§ What the task asks:
From the entries below, work out the number of lines that hold the word "dotyczących", and give that number alone.

§ Records to process:
>>>>>

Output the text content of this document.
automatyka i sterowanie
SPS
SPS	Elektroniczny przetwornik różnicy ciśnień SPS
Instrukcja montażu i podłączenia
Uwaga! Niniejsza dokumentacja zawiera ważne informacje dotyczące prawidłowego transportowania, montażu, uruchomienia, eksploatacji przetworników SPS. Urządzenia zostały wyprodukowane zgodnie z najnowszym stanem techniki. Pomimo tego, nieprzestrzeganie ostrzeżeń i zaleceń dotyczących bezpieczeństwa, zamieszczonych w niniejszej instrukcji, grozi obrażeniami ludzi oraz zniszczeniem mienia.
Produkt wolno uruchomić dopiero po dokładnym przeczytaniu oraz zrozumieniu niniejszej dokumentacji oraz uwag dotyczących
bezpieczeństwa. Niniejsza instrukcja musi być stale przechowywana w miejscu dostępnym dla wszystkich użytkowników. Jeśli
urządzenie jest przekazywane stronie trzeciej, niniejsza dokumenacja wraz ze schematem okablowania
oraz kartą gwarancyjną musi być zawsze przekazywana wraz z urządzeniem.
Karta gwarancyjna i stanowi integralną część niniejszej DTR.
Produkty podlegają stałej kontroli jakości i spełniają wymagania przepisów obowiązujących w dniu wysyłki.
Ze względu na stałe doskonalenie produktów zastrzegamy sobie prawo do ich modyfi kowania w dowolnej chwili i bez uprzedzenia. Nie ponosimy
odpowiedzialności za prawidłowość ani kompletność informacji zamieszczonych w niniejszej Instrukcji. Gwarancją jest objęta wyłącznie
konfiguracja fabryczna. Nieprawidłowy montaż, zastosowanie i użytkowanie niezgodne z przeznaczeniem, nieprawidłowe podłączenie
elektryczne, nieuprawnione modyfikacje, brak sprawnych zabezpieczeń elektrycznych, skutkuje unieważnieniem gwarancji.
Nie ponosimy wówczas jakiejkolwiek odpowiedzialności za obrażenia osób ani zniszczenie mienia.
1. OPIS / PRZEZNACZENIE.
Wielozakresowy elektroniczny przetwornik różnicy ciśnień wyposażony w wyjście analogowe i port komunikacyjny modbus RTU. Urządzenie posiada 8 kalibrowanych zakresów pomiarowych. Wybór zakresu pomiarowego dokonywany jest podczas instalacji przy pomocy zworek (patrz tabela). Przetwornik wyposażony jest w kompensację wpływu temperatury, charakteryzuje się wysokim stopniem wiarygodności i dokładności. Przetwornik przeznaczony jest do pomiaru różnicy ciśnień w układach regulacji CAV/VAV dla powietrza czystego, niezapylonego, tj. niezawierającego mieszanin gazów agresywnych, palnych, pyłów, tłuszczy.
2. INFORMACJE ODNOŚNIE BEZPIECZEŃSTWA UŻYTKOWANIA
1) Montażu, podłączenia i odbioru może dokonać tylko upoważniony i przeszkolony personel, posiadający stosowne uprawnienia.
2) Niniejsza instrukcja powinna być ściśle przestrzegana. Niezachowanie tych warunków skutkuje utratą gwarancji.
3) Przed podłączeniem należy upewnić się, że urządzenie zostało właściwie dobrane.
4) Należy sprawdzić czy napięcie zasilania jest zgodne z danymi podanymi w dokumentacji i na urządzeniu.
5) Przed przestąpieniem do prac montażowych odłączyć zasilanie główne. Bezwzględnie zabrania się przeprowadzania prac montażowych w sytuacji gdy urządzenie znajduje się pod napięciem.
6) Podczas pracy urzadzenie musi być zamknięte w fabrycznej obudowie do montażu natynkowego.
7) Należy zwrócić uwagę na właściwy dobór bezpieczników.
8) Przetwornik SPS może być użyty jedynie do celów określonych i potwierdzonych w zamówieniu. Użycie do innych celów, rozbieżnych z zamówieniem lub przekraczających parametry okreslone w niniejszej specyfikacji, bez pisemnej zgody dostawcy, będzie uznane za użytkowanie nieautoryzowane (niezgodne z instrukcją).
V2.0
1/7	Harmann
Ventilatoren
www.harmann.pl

<<<<<
>>>>>

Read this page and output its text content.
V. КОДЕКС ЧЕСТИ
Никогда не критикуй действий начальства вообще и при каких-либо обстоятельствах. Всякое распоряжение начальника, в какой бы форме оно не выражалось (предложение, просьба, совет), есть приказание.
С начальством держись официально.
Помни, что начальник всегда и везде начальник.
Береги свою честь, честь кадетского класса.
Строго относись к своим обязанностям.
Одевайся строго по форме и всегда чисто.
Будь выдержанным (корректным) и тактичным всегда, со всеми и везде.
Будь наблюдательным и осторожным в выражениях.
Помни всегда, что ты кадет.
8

<<<<<
>>>>>

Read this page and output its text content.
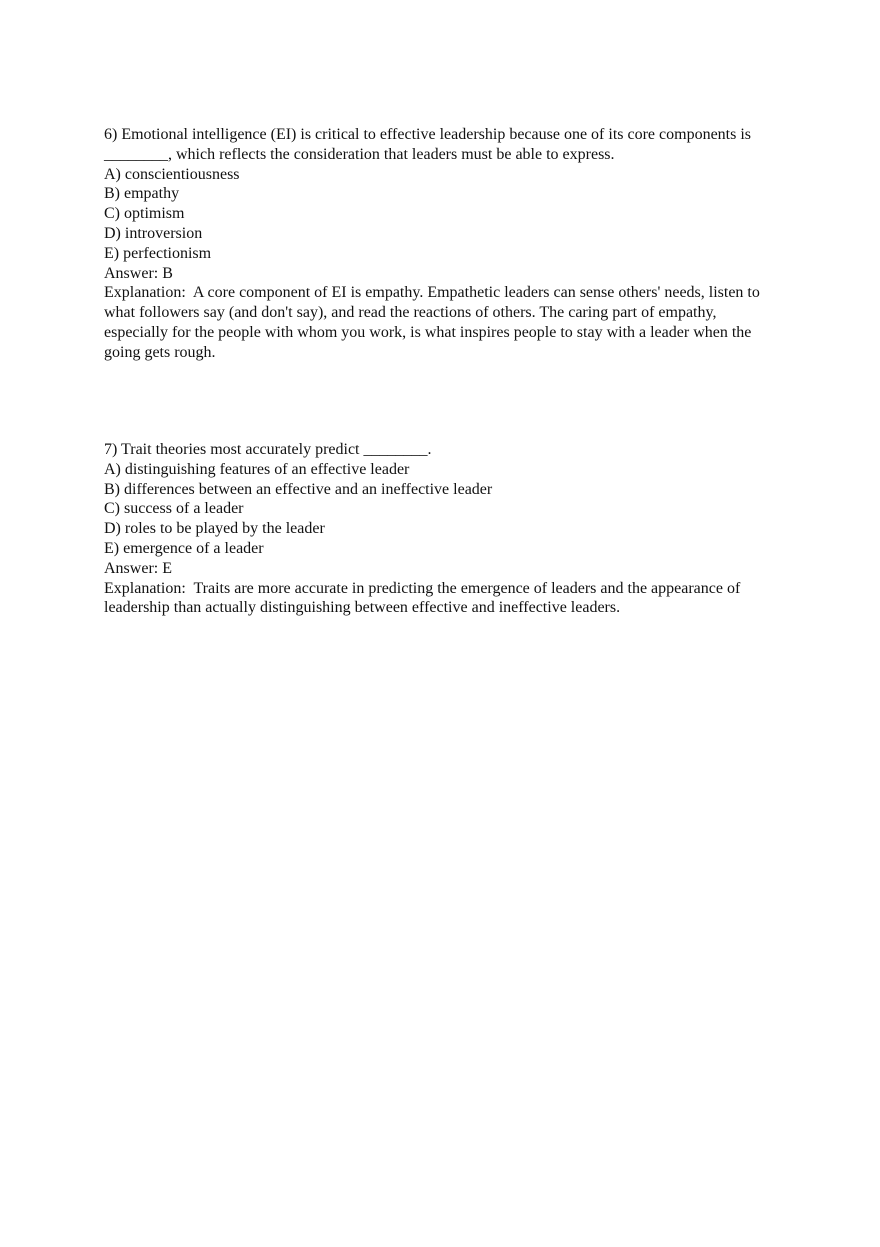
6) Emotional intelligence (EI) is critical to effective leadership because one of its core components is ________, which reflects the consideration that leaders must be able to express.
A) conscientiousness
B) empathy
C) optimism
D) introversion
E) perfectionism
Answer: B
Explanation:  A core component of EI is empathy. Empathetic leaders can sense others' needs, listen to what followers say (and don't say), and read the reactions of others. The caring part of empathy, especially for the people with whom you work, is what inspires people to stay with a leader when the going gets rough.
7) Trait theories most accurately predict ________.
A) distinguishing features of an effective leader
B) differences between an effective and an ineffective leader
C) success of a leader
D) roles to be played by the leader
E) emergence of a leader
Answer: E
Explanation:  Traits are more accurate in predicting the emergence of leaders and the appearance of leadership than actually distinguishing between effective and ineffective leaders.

<<<<<

§ Answer to the exercise:
2